Dataset items:

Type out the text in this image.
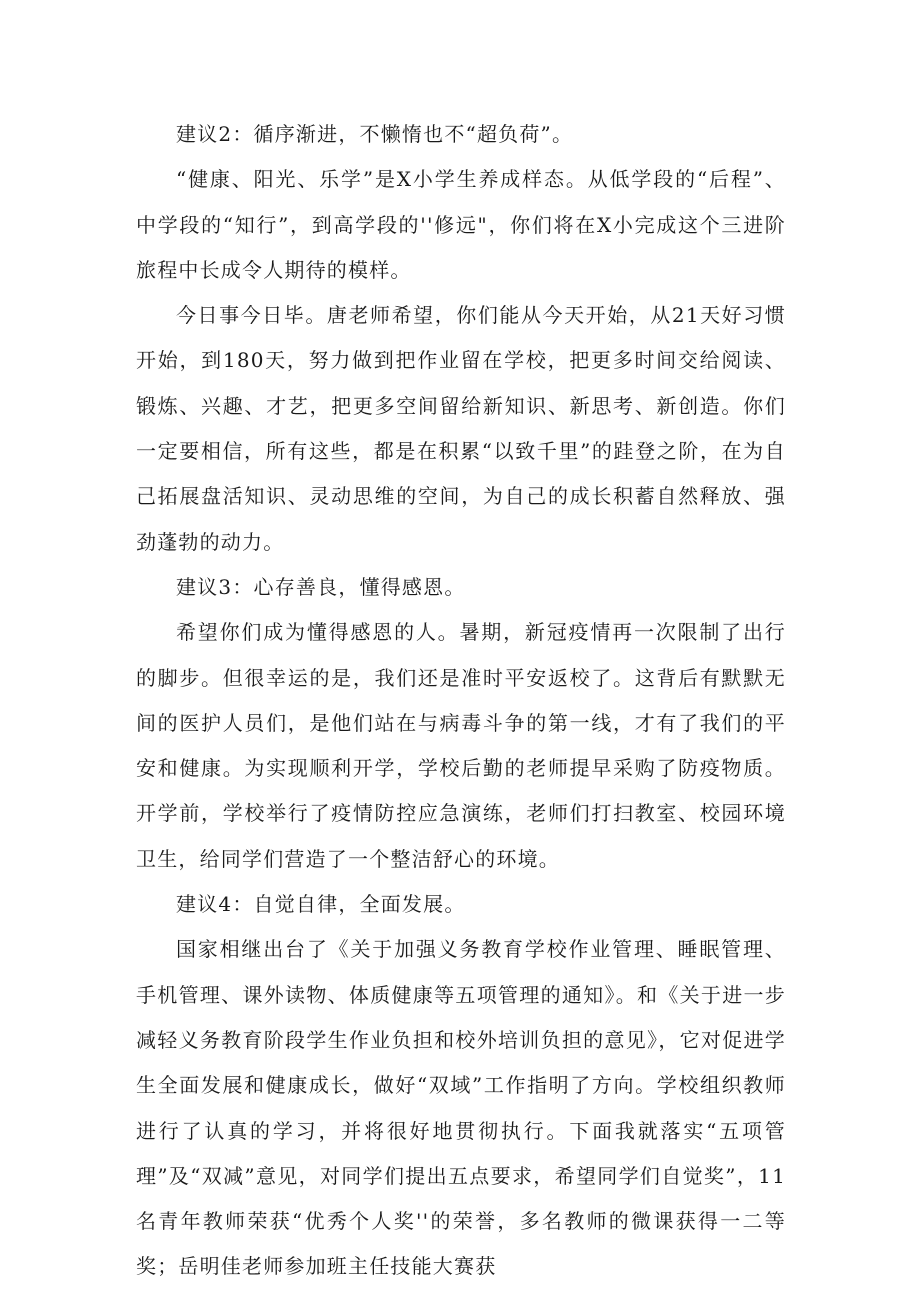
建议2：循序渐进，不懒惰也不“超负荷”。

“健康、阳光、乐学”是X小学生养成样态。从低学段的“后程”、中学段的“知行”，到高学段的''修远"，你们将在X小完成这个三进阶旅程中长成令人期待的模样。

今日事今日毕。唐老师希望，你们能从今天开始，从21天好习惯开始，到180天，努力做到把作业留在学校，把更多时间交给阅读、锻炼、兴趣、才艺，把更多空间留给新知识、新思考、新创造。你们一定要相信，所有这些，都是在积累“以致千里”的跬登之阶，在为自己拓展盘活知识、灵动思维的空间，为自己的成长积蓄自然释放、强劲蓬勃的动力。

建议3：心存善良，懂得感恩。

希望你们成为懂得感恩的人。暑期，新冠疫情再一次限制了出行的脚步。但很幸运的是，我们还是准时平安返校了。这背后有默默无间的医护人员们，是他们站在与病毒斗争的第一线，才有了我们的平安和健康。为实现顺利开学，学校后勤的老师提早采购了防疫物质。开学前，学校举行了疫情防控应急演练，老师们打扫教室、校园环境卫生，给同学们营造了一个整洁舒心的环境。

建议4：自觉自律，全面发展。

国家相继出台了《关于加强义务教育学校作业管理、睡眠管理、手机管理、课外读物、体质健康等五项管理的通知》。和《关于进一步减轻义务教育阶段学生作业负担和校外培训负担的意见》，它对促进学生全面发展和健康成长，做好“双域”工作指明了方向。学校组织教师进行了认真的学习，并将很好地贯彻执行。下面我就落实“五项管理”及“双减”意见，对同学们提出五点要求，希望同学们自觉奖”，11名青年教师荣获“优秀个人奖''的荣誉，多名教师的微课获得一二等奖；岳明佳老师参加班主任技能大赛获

---

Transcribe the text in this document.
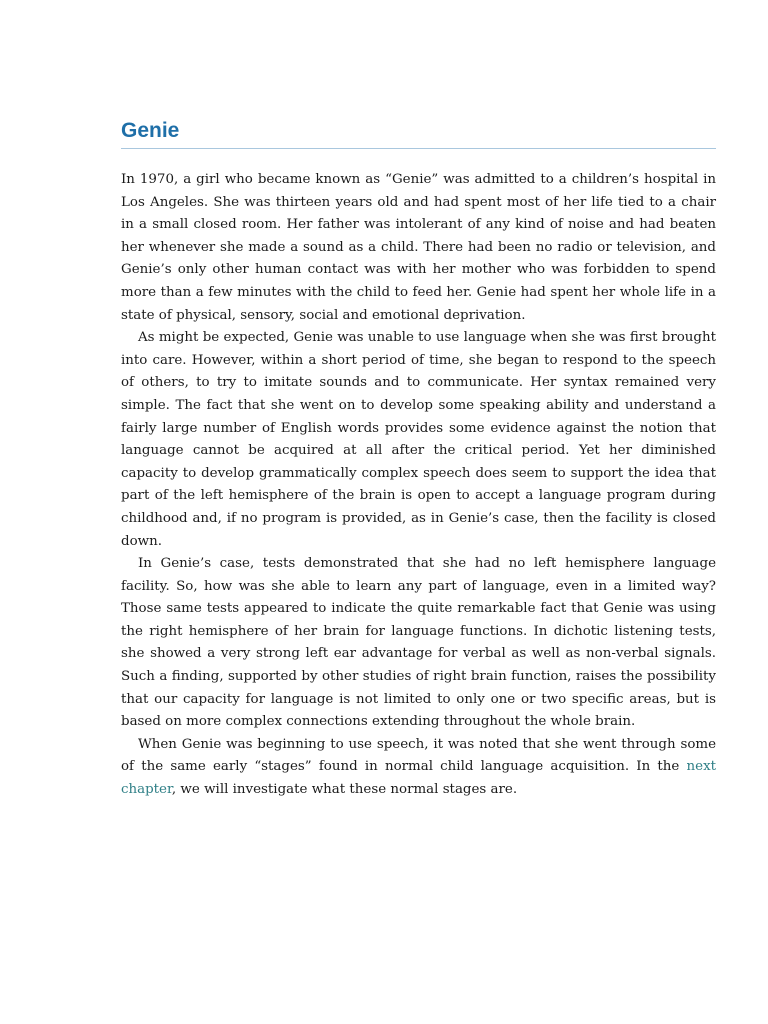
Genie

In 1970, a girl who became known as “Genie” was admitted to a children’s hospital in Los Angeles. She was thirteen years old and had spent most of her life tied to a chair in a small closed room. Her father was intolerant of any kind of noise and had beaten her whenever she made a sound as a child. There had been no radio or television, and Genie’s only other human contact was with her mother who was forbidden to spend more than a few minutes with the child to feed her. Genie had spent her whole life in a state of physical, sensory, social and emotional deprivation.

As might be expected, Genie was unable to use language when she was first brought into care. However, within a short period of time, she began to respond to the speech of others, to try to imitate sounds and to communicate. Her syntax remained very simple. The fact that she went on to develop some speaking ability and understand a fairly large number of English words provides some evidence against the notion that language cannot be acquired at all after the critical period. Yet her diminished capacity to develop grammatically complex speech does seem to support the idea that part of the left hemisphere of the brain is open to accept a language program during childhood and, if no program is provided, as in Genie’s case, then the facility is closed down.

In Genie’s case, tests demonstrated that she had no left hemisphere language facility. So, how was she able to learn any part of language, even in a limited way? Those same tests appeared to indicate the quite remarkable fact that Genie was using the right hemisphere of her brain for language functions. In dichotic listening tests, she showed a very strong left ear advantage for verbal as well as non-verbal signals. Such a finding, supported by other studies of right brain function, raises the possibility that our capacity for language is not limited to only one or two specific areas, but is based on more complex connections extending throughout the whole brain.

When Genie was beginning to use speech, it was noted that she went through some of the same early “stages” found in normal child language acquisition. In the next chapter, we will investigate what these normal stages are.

What is expected:
Select every line of the records holding the string "this".

Written answer:
Type out the text in this image.
Transcribe the text in this document.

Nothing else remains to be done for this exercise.